▶ [Task goal]: Output the records exactly as they appear, with no pictures included.

▶ [Provided records]:

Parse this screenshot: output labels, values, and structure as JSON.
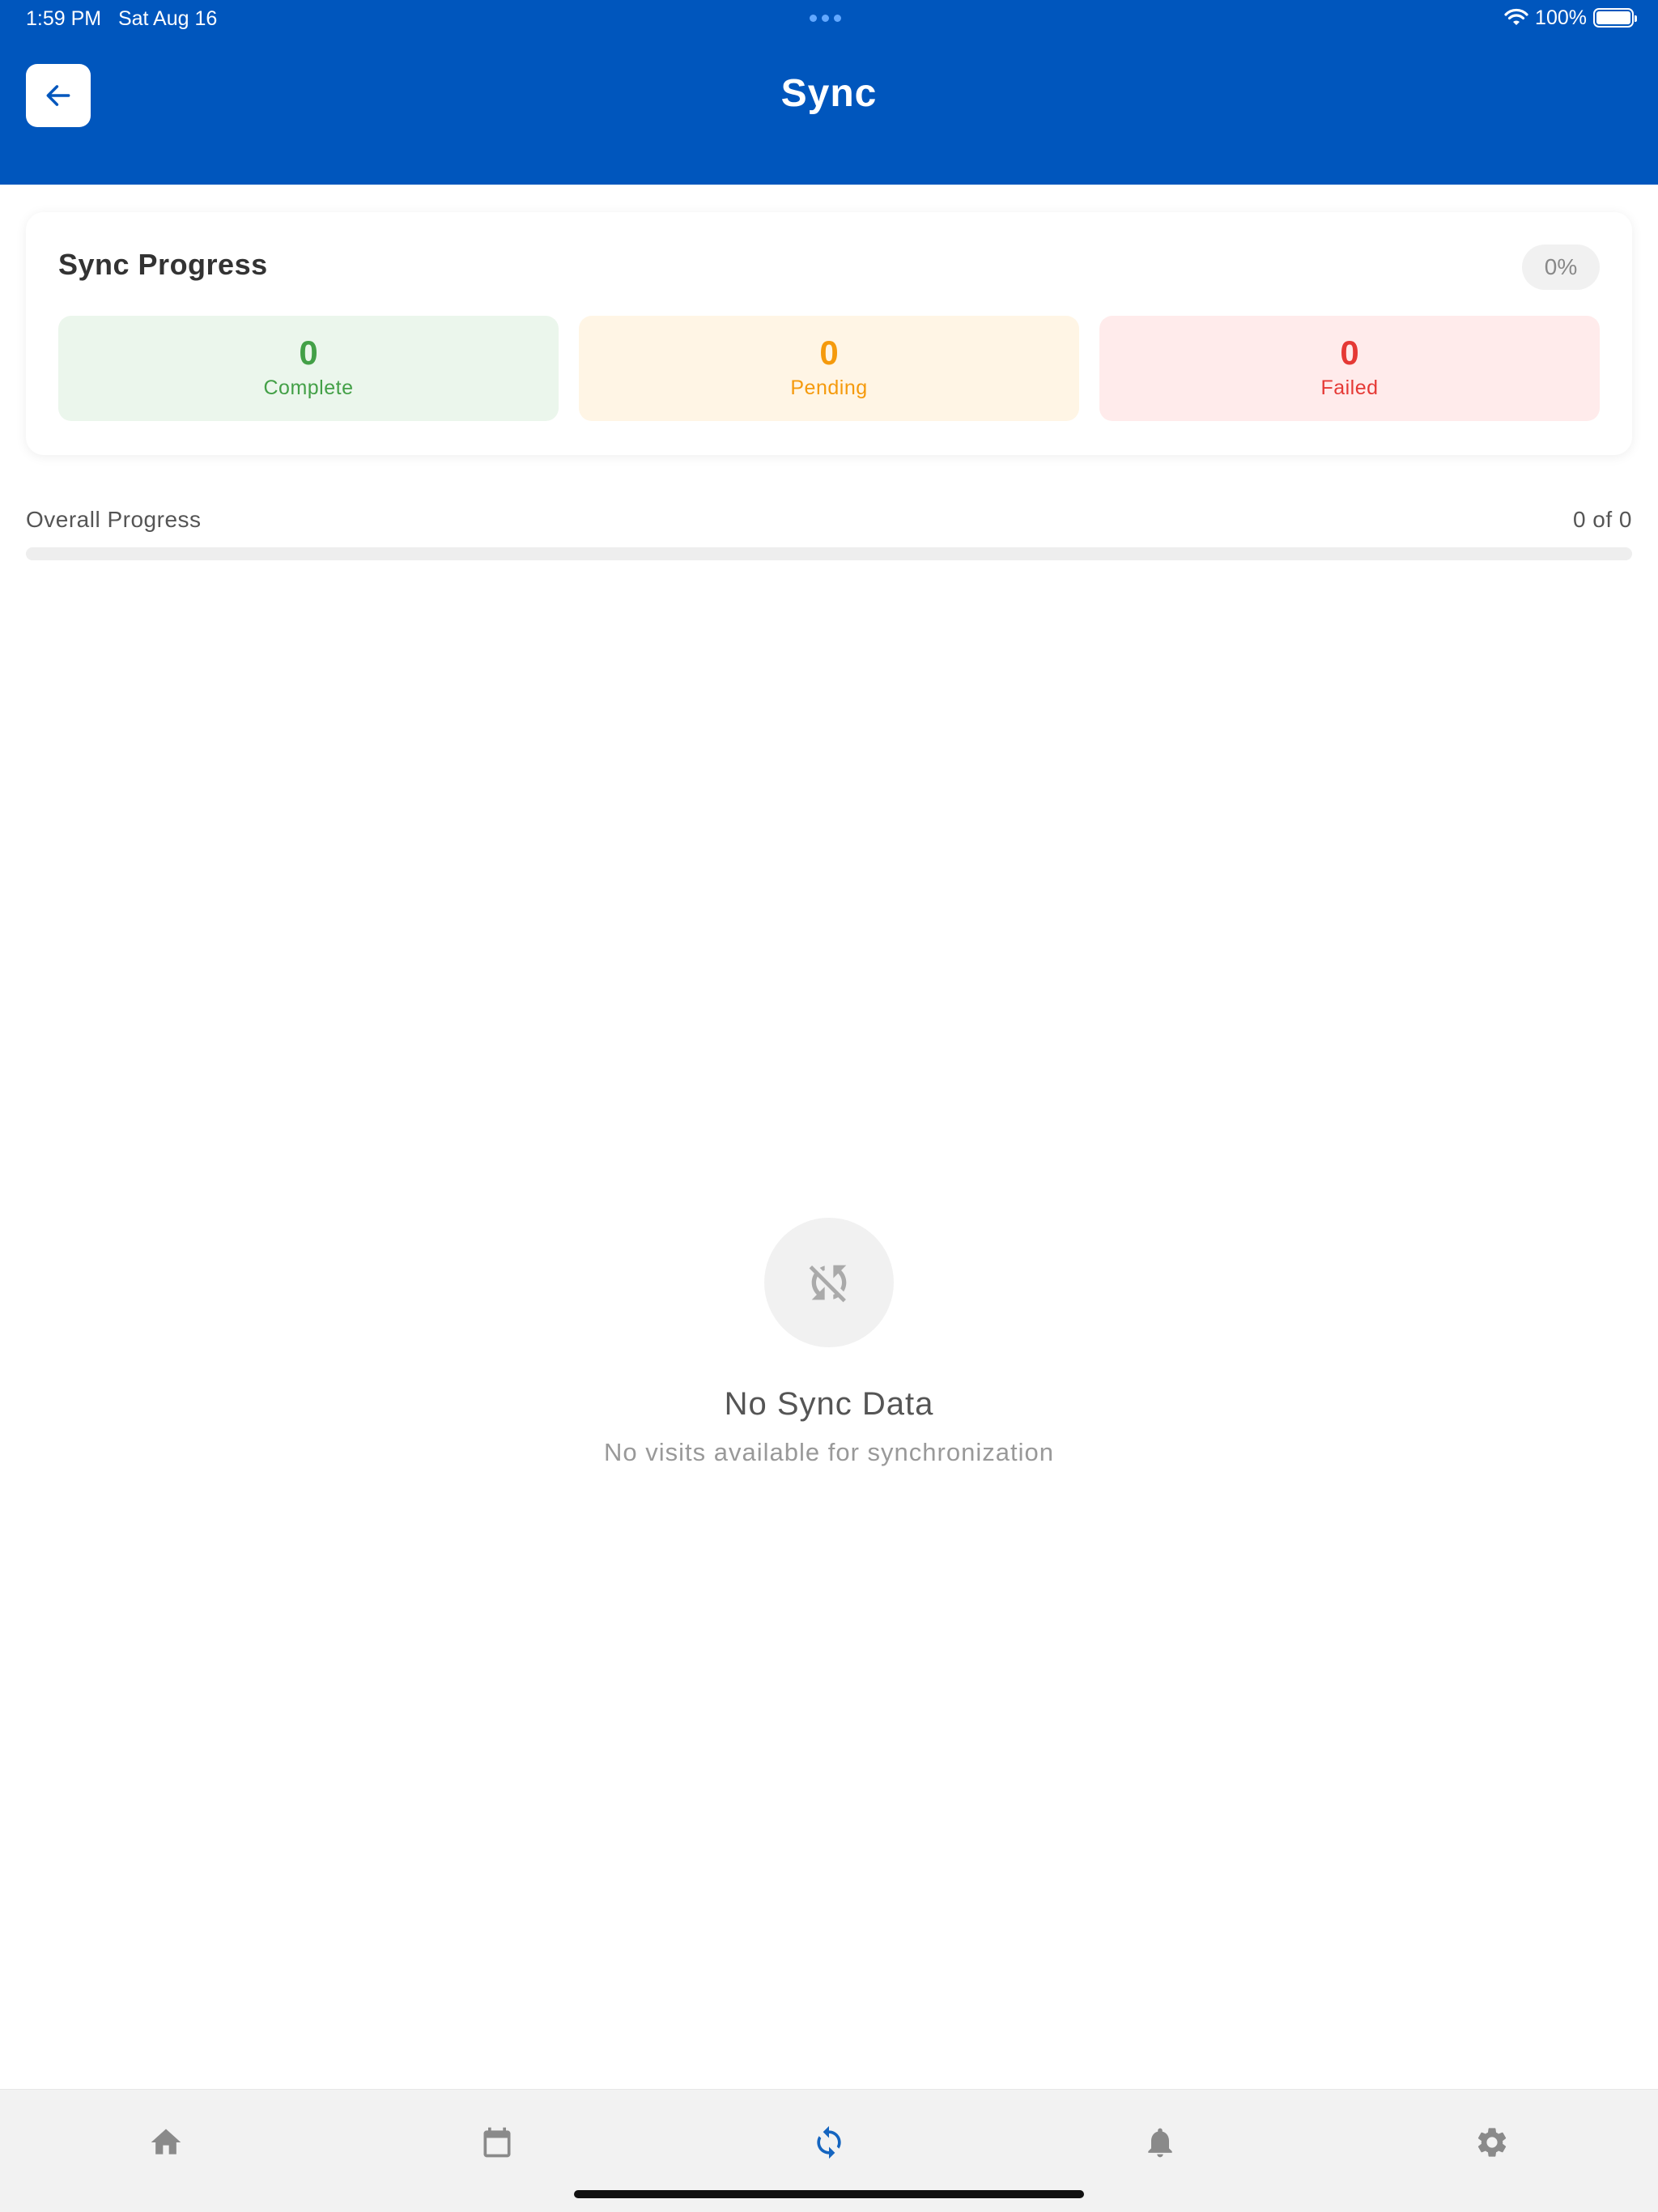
{
  "status_bar": {
    "time": "1:59 PM",
    "date": "Sat Aug 16",
    "battery": "100%",
    "icons": [
      "wifi-icon",
      "battery-icon"
    ]
  },
  "header": {
    "title": "Sync",
    "back_icon": "arrow-left-icon",
    "background": "#0056bd"
  },
  "sync_card": {
    "title": "Sync Progress",
    "percent": "0%",
    "stats": [
      {
        "value": "0",
        "label": "Complete",
        "color": "#43a047",
        "bg": "#ebf6ec"
      },
      {
        "value": "0",
        "label": "Pending",
        "color": "#f59a0c",
        "bg": "#fff5e5"
      },
      {
        "value": "0",
        "label": "Failed",
        "color": "#e53935",
        "bg": "#ffebeb"
      }
    ]
  },
  "overall": {
    "label": "Overall Progress",
    "count": "0 of 0",
    "progress_fraction": 0
  },
  "empty_state": {
    "icon": "sync-disabled-icon",
    "title": "No Sync Data",
    "subtitle": "No visits available for synchronization"
  },
  "tabbar": {
    "active_color": "#1565c0",
    "inactive_color": "#8a8a8a",
    "tabs": [
      {
        "icon": "home-icon",
        "active": false
      },
      {
        "icon": "calendar-icon",
        "active": false
      },
      {
        "icon": "sync-icon",
        "active": true
      },
      {
        "icon": "bell-icon",
        "active": false
      },
      {
        "icon": "gear-icon",
        "active": false
      }
    ]
  }
}
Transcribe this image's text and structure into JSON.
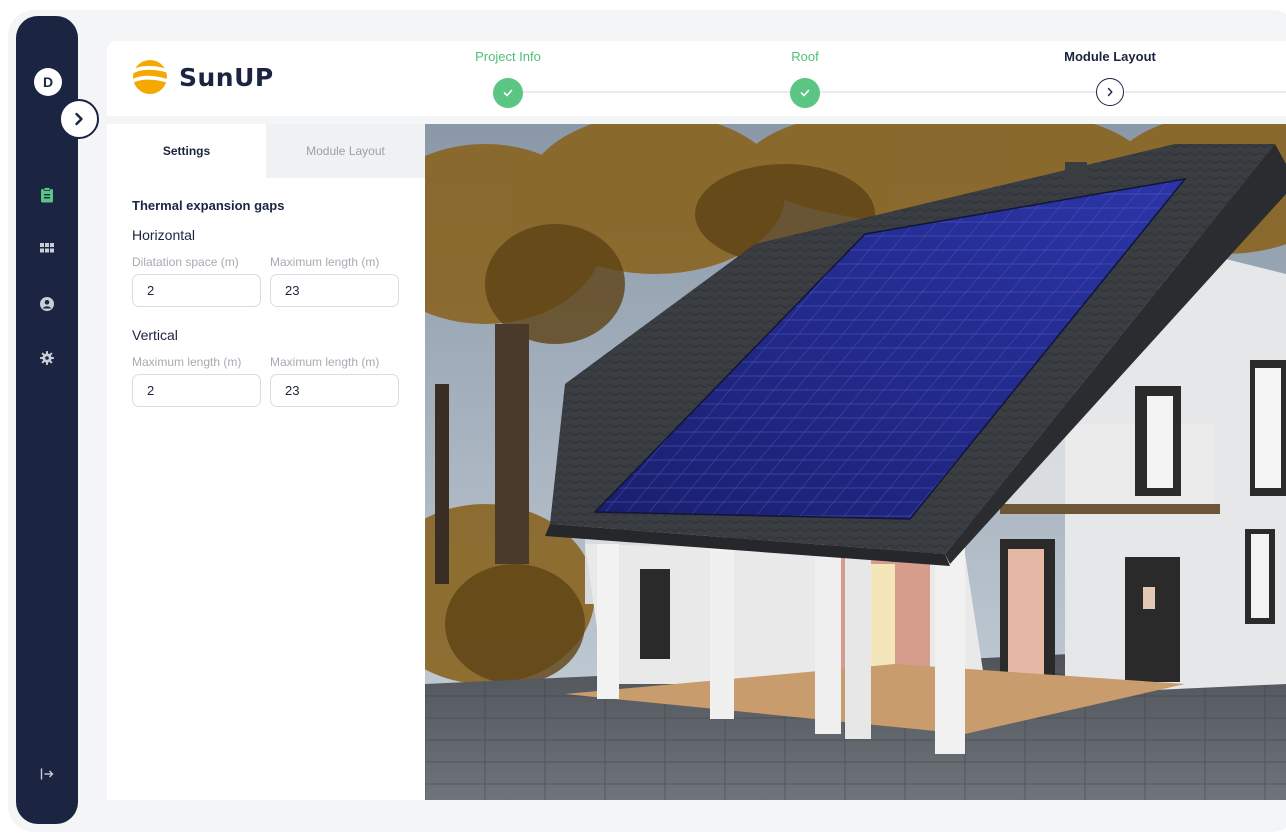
{
  "user": {
    "initial": "D"
  },
  "sidebar": {
    "items": [
      {
        "name": "clipboard-icon",
        "active": true
      },
      {
        "name": "grid-icon",
        "active": false
      },
      {
        "name": "user-icon",
        "active": false
      },
      {
        "name": "gear-icon",
        "active": false
      }
    ],
    "logout_icon": "logout-icon"
  },
  "brand": {
    "name": "SunUP",
    "color": "#1b2440",
    "accent": "#f5a800"
  },
  "stepper": {
    "steps": [
      {
        "label": "Project Info",
        "status": "done"
      },
      {
        "label": "Roof",
        "status": "done"
      },
      {
        "label": "Module Layout",
        "status": "current"
      }
    ],
    "done_color": "#5bc584"
  },
  "panel": {
    "tabs": [
      {
        "label": "Settings",
        "active": true
      },
      {
        "label": "Module Layout",
        "active": false
      }
    ],
    "section_title": "Thermal expansion gaps",
    "horizontal": {
      "label": "Horizontal",
      "fields": [
        {
          "label": "Dilatation space (m)",
          "value": "2"
        },
        {
          "label": "Maximum length (m)",
          "value": "23"
        }
      ]
    },
    "vertical": {
      "label": "Vertical",
      "fields": [
        {
          "label": "Maximum length (m)",
          "value": "2"
        },
        {
          "label": "Maximum length (m)",
          "value": "23"
        }
      ]
    }
  }
}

▶ [Task solution]:
Parse this screenshot: output labels, values, and structure as JSON.
{
  "status_bar": {
    "time": "1:59 PM",
    "date": "Sat Aug 16",
    "battery": "100%",
    "icons": [
      "wifi-icon",
      "battery-icon"
    ]
  },
  "header": {
    "title": "Sync",
    "back_icon": "arrow-left-icon",
    "background": "#0056bd"
  },
  "sync_card": {
    "title": "Sync Progress",
    "percent": "0%",
    "stats": [
      {
        "value": "0",
        "label": "Complete",
        "color": "#43a047",
        "bg": "#ebf6ec"
      },
      {
        "value": "0",
        "label": "Pending",
        "color": "#f59a0c",
        "bg": "#fff5e5"
      },
      {
        "value": "0",
        "label": "Failed",
        "color": "#e53935",
        "bg": "#ffebeb"
      }
    ]
  },
  "overall": {
    "label": "Overall Progress",
    "count": "0 of 0",
    "progress_fraction": 0
  },
  "empty_state": {
    "icon": "sync-disabled-icon",
    "title": "No Sync Data",
    "subtitle": "No visits available for synchronization"
  },
  "tabbar": {
    "active_color": "#1565c0",
    "inactive_color": "#8a8a8a",
    "tabs": [
      {
        "icon": "home-icon",
        "active": false
      },
      {
        "icon": "calendar-icon",
        "active": false
      },
      {
        "icon": "sync-icon",
        "active": true
      },
      {
        "icon": "bell-icon",
        "active": false
      },
      {
        "icon": "gear-icon",
        "active": false
      }
    ]
  }
}
Transcribe this image's text and structure into JSON.
{
  "user": {
    "initial": "D"
  },
  "sidebar": {
    "items": [
      {
        "name": "clipboard-icon",
        "active": true
      },
      {
        "name": "grid-icon",
        "active": false
      },
      {
        "name": "user-icon",
        "active": false
      },
      {
        "name": "gear-icon",
        "active": false
      }
    ],
    "logout_icon": "logout-icon"
  },
  "brand": {
    "name": "SunUP",
    "color": "#1b2440",
    "accent": "#f5a800"
  },
  "stepper": {
    "steps": [
      {
        "label": "Project Info",
        "status": "done"
      },
      {
        "label": "Roof",
        "status": "done"
      },
      {
        "label": "Module Layout",
        "status": "current"
      }
    ],
    "done_color": "#5bc584"
  },
  "panel": {
    "tabs": [
      {
        "label": "Settings",
        "active": true
      },
      {
        "label": "Module Layout",
        "active": false
      }
    ],
    "section_title": "Thermal expansion gaps",
    "horizontal": {
      "label": "Horizontal",
      "fields": [
        {
          "label": "Dilatation space (m)",
          "value": "2"
        },
        {
          "label": "Maximum length (m)",
          "value": "23"
        }
      ]
    },
    "vertical": {
      "label": "Vertical",
      "fields": [
        {
          "label": "Maximum length (m)",
          "value": "2"
        },
        {
          "label": "Maximum length (m)",
          "value": "23"
        }
      ]
    }
  }
}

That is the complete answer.